INSTRUCTIONS FOR THE TASK: Output the data below in full, byte for byte. Nothing may differ.
* BEGIN GIVEN DATA *
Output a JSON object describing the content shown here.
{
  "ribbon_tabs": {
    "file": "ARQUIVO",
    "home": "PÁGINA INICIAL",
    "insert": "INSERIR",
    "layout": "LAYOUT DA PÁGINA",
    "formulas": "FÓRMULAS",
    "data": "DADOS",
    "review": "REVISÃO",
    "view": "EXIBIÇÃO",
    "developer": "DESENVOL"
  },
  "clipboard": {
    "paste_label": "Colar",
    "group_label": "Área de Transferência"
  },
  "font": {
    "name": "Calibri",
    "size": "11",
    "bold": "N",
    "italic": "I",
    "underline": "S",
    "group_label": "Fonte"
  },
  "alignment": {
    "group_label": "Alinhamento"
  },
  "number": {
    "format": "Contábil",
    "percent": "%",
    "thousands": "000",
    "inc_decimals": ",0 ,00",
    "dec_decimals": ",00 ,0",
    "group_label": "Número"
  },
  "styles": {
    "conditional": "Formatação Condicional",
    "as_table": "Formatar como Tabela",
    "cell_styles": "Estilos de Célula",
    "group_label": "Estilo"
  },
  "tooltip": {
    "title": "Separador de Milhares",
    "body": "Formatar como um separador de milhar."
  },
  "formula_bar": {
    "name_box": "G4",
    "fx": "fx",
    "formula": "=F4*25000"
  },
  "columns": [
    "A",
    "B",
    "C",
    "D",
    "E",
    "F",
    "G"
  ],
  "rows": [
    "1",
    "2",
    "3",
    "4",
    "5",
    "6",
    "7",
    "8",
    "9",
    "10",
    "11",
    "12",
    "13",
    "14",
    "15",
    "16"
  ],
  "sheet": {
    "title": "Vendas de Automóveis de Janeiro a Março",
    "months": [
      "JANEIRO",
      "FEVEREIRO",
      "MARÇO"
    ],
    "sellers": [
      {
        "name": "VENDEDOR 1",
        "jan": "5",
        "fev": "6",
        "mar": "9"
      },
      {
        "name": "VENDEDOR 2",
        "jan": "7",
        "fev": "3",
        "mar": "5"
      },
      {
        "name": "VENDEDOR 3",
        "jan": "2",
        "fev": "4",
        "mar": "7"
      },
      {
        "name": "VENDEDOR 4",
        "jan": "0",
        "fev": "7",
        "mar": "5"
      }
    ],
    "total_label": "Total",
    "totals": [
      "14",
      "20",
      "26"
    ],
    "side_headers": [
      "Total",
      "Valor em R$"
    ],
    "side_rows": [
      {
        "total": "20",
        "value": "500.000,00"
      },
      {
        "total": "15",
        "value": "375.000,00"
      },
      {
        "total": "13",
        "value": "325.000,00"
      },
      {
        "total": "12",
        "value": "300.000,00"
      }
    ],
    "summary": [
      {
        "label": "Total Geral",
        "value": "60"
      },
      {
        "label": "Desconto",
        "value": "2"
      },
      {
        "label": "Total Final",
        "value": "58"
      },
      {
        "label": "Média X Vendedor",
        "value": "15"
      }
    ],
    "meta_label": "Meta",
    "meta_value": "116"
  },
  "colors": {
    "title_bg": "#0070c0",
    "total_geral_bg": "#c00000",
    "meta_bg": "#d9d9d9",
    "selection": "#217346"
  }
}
* END GIVEN DATA *
CORRECT OUTPUT:
Output a JSON object describing the content shown here.
{
  "ribbon_tabs": {
    "file": "ARQUIVO",
    "home": "PÁGINA INICIAL",
    "insert": "INSERIR",
    "layout": "LAYOUT DA PÁGINA",
    "formulas": "FÓRMULAS",
    "data": "DADOS",
    "review": "REVISÃO",
    "view": "EXIBIÇÃO",
    "developer": "DESENVOL"
  },
  "clipboard": {
    "paste_label": "Colar",
    "group_label": "Área de Transferência"
  },
  "font": {
    "name": "Calibri",
    "size": "11",
    "bold": "N",
    "italic": "I",
    "underline": "S",
    "group_label": "Fonte"
  },
  "alignment": {
    "group_label": "Alinhamento"
  },
  "number": {
    "format": "Contábil",
    "percent": "%",
    "thousands": "000",
    "inc_decimals": ",0 ,00",
    "dec_decimals": ",00 ,0",
    "group_label": "Número"
  },
  "styles": {
    "conditional": "Formatação Condicional",
    "as_table": "Formatar como Tabela",
    "cell_styles": "Estilos de Célula",
    "group_label": "Estilo"
  },
  "tooltip": {
    "title": "Separador de Milhares",
    "body": "Formatar como um separador de milhar."
  },
  "formula_bar": {
    "name_box": "G4",
    "fx": "fx",
    "formula": "=F4*25000"
  },
  "columns": [
    "A",
    "B",
    "C",
    "D",
    "E",
    "F",
    "G"
  ],
  "rows": [
    "1",
    "2",
    "3",
    "4",
    "5",
    "6",
    "7",
    "8",
    "9",
    "10",
    "11",
    "12",
    "13",
    "14",
    "15",
    "16"
  ],
  "sheet": {
    "title": "Vendas de Automóveis de Janeiro a Março",
    "months": [
      "JANEIRO",
      "FEVEREIRO",
      "MARÇO"
    ],
    "sellers": [
      {
        "name": "VENDEDOR 1",
        "jan": "5",
        "fev": "6",
        "mar": "9"
      },
      {
        "name": "VENDEDOR 2",
        "jan": "7",
        "fev": "3",
        "mar": "5"
      },
      {
        "name": "VENDEDOR 3",
        "jan": "2",
        "fev": "4",
        "mar": "7"
      },
      {
        "name": "VENDEDOR 4",
        "jan": "0",
        "fev": "7",
        "mar": "5"
      }
    ],
    "total_label": "Total",
    "totals": [
      "14",
      "20",
      "26"
    ],
    "side_headers": [
      "Total",
      "Valor em R$"
    ],
    "side_rows": [
      {
        "total": "20",
        "value": "500.000,00"
      },
      {
        "total": "15",
        "value": "375.000,00"
      },
      {
        "total": "13",
        "value": "325.000,00"
      },
      {
        "total": "12",
        "value": "300.000,00"
      }
    ],
    "summary": [
      {
        "label": "Total Geral",
        "value": "60"
      },
      {
        "label": "Desconto",
        "value": "2"
      },
      {
        "label": "Total Final",
        "value": "58"
      },
      {
        "label": "Média X Vendedor",
        "value": "15"
      }
    ],
    "meta_label": "Meta",
    "meta_value": "116"
  },
  "colors": {
    "title_bg": "#0070c0",
    "total_geral_bg": "#c00000",
    "meta_bg": "#d9d9d9",
    "selection": "#217346"
  }
}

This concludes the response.